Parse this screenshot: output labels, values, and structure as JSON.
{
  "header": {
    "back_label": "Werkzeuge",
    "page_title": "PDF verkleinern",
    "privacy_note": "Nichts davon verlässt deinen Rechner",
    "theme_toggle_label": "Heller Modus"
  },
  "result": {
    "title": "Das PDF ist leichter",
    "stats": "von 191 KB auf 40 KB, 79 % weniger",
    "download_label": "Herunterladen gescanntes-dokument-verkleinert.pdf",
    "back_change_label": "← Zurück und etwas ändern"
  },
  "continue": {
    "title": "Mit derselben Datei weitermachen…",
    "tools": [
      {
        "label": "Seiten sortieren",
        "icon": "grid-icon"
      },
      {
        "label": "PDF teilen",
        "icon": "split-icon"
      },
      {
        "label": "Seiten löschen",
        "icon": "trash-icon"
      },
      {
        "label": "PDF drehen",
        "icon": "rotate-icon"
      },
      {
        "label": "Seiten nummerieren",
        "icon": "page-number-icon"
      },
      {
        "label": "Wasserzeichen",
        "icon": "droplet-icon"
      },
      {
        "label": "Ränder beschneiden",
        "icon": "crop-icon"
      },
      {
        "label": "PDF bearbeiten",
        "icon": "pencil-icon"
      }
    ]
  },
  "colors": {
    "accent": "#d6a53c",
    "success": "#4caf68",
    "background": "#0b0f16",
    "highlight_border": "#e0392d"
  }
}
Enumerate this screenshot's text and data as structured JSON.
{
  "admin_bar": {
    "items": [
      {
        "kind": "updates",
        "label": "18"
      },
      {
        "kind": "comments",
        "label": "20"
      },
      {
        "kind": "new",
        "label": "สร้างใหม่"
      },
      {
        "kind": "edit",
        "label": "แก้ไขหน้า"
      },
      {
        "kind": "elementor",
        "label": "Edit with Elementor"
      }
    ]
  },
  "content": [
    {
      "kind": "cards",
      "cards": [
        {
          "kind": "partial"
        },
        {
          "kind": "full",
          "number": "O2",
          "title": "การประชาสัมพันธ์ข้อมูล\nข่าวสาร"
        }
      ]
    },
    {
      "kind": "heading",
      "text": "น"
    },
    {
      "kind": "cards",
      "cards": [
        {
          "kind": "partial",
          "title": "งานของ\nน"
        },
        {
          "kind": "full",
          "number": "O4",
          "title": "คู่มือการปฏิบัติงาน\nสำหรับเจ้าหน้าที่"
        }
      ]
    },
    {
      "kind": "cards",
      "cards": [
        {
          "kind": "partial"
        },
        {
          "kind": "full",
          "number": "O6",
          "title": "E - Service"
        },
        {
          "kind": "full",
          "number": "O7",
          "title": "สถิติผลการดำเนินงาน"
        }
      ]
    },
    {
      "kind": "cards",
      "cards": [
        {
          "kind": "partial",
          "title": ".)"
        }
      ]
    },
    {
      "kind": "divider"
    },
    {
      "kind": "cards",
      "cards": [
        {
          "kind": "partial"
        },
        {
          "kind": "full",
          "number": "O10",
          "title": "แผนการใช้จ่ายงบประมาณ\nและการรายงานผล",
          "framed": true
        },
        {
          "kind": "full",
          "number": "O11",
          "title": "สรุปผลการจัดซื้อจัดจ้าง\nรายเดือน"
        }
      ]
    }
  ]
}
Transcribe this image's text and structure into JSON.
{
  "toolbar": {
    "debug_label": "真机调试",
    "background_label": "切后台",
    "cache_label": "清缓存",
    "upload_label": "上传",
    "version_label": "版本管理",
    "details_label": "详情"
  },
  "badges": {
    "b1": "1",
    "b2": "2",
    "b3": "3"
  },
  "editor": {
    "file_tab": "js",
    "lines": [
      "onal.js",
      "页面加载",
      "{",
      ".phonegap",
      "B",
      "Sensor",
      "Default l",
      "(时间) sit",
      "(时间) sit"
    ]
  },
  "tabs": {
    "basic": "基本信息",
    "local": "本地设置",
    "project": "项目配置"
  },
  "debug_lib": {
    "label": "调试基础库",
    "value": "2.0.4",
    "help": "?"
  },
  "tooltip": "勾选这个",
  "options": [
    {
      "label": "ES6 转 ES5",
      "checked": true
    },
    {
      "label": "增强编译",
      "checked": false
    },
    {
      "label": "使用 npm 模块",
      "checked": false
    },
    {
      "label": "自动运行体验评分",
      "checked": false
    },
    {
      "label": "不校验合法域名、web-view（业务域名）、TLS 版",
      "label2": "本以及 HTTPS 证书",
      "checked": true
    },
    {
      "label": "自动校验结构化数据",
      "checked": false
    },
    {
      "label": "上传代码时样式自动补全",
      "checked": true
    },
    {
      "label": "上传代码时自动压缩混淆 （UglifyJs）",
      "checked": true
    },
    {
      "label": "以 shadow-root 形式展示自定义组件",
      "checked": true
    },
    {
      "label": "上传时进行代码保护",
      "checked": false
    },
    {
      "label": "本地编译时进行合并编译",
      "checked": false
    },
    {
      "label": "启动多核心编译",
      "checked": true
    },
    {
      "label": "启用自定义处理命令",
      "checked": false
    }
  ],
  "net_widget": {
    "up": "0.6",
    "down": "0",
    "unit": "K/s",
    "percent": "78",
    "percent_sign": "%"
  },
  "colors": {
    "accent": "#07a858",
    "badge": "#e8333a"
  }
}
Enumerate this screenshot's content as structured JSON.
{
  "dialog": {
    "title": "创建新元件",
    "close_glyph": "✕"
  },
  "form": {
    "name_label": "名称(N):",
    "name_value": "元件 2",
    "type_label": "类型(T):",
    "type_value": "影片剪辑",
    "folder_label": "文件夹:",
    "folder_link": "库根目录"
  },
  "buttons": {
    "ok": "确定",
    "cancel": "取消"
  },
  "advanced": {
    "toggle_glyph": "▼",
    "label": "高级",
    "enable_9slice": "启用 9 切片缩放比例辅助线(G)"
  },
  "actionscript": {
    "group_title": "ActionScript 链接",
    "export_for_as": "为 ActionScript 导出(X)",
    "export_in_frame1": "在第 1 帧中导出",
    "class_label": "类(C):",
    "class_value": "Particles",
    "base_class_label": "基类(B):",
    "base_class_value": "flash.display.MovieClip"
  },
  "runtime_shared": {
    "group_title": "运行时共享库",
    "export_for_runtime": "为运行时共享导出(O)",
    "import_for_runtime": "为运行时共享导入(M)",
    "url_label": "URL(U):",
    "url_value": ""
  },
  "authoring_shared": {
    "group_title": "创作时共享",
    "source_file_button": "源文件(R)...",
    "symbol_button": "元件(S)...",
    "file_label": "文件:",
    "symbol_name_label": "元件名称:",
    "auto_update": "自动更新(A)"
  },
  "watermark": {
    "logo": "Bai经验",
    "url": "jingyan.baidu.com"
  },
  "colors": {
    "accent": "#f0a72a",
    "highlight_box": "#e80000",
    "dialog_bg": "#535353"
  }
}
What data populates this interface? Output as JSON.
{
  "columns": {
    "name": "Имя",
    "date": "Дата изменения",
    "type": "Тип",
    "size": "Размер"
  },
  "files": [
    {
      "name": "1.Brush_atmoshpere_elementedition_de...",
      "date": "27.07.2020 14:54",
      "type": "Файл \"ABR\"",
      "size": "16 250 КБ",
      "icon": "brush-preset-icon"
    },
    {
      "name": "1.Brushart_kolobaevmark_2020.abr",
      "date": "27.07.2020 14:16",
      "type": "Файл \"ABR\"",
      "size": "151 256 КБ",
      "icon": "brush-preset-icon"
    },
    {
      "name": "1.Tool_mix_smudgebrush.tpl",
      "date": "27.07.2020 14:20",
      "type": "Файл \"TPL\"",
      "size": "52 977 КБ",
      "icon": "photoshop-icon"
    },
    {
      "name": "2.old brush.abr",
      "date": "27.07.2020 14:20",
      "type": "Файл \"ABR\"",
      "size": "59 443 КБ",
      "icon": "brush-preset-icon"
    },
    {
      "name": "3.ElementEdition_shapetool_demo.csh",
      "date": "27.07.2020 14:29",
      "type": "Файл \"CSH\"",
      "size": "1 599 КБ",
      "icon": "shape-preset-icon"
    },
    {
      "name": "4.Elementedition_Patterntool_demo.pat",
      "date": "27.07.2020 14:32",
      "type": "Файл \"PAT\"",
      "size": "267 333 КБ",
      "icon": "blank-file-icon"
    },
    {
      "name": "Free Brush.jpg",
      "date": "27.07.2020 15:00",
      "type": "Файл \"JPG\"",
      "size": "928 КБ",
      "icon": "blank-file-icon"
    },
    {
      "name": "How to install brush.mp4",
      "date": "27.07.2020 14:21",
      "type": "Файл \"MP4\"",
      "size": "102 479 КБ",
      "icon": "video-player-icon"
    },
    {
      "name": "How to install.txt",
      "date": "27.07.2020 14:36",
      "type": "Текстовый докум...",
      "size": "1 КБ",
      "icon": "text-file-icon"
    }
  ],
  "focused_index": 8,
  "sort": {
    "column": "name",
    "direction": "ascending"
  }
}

* **DIRECTIONS FOR THIS TASK**
Track down every line holding the string "screenshot" and copy it.

* **THE ANSWER**
Parse this screenshot: output labels, values, and structure as JSON.
Enumerate this screenshot's text and data as structured JSON.
Enumerate this screenshot's content as structured JSON.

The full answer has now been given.